Transcribe the records exactly from the line with "Parse this screenshot: output" to the end, both included.
▽
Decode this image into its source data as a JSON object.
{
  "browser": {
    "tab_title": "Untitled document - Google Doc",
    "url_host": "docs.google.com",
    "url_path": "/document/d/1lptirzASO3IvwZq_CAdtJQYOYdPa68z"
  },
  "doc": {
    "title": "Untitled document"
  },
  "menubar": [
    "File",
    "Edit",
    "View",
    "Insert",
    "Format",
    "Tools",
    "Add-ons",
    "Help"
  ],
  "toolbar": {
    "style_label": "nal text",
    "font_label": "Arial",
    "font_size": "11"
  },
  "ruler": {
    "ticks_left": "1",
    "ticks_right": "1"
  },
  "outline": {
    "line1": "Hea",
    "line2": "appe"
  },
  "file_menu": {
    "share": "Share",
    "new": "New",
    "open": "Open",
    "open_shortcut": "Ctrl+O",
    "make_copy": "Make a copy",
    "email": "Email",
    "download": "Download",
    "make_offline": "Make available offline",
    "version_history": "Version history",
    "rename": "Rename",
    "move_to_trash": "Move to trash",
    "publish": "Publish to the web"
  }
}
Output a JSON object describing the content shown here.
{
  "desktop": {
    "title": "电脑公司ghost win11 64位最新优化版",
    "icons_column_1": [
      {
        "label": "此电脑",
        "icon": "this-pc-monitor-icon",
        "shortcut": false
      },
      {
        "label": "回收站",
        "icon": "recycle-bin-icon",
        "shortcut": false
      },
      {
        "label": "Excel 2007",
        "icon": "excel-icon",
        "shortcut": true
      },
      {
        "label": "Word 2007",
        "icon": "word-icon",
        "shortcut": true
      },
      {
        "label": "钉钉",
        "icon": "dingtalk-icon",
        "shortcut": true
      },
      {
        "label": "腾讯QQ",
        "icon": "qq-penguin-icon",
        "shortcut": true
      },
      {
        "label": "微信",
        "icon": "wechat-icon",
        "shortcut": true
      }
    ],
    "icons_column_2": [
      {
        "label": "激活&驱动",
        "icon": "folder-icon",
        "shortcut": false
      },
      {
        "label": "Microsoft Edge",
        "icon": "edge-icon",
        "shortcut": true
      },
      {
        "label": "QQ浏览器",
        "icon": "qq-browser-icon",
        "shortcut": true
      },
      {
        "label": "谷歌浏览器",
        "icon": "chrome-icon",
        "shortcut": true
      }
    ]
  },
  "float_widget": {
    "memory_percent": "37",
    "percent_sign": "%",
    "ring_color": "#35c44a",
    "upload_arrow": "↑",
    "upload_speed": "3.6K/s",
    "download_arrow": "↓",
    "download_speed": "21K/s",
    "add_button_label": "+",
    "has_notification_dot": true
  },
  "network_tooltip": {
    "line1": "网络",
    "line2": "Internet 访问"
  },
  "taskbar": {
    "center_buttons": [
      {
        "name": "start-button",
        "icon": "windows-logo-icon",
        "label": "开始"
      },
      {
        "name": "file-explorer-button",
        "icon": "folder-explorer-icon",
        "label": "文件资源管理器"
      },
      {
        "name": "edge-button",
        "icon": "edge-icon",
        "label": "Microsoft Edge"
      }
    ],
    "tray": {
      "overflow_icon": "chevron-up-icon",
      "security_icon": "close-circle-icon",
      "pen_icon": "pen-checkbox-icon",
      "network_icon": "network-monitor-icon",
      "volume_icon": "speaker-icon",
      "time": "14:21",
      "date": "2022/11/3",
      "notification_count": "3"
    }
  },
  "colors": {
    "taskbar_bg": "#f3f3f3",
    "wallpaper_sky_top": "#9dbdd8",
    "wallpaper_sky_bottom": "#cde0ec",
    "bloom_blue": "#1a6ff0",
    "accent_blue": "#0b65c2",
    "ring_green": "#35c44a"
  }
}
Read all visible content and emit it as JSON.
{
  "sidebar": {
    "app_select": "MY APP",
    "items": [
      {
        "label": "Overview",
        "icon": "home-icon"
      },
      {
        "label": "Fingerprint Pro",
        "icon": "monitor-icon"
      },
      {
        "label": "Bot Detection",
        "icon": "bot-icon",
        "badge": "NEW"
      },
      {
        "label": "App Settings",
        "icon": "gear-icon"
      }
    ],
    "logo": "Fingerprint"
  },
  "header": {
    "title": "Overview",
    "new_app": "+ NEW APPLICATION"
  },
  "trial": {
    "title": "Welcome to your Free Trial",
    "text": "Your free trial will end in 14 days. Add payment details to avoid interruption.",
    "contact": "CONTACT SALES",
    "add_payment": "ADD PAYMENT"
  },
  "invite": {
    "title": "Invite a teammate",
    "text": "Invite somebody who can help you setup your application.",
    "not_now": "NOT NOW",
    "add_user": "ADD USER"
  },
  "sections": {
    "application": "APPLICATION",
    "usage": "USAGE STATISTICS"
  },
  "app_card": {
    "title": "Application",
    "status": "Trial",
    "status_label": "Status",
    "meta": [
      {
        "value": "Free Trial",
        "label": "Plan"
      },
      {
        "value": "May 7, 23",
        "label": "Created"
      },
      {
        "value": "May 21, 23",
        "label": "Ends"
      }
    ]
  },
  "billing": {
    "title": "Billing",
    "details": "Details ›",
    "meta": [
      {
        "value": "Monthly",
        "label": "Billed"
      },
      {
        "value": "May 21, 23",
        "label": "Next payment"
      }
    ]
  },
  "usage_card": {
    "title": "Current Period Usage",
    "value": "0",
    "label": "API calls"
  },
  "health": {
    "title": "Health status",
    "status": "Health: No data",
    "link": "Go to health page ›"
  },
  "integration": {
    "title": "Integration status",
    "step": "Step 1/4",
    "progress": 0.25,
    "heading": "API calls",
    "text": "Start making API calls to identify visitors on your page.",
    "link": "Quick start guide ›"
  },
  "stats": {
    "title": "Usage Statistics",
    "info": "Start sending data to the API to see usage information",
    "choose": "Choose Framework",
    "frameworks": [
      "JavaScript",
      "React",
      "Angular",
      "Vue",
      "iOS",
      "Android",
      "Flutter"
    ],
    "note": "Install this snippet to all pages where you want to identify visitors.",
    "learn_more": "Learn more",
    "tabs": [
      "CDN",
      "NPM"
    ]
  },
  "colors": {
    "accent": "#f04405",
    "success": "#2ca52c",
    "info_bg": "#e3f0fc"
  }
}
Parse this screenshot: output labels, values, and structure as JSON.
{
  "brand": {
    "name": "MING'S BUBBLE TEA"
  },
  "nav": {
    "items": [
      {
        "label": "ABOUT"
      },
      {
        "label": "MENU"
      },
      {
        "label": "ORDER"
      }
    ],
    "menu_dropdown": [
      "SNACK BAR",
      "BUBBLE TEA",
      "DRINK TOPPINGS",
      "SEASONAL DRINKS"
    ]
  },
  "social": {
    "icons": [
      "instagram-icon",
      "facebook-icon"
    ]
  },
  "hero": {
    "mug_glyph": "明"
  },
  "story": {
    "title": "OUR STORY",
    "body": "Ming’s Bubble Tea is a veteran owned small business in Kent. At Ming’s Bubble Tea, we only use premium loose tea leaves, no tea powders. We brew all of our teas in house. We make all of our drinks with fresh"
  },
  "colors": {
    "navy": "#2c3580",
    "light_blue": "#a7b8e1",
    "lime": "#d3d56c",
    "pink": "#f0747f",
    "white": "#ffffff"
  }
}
△
> [EXERCISE ANSWER]
Parse this screenshot: output labels, values, and structure as JSON.
{
  "brand": {
    "name": "MING'S BUBBLE TEA"
  },
  "nav": {
    "items": [
      {
        "label": "ABOUT"
      },
      {
        "label": "MENU"
      },
      {
        "label": "ORDER"
      }
    ],
    "menu_dropdown": [
      "SNACK BAR",
      "BUBBLE TEA",
      "DRINK TOPPINGS",
      "SEASONAL DRINKS"
    ]
  },
  "social": {
    "icons": [
      "instagram-icon",
      "facebook-icon"
    ]
  },
  "hero": {
    "mug_glyph": "明"
  },
  "story": {
    "title": "OUR STORY",
    "body": "Ming’s Bubble Tea is a veteran owned small business in Kent. At Ming’s Bubble Tea, we only use premium loose tea leaves, no tea powders. We brew all of our teas in house. We make all of our drinks with fresh"
  },
  "colors": {
    "navy": "#2c3580",
    "light_blue": "#a7b8e1",
    "lime": "#d3d56c",
    "pink": "#f0747f",
    "white": "#ffffff"
  }
}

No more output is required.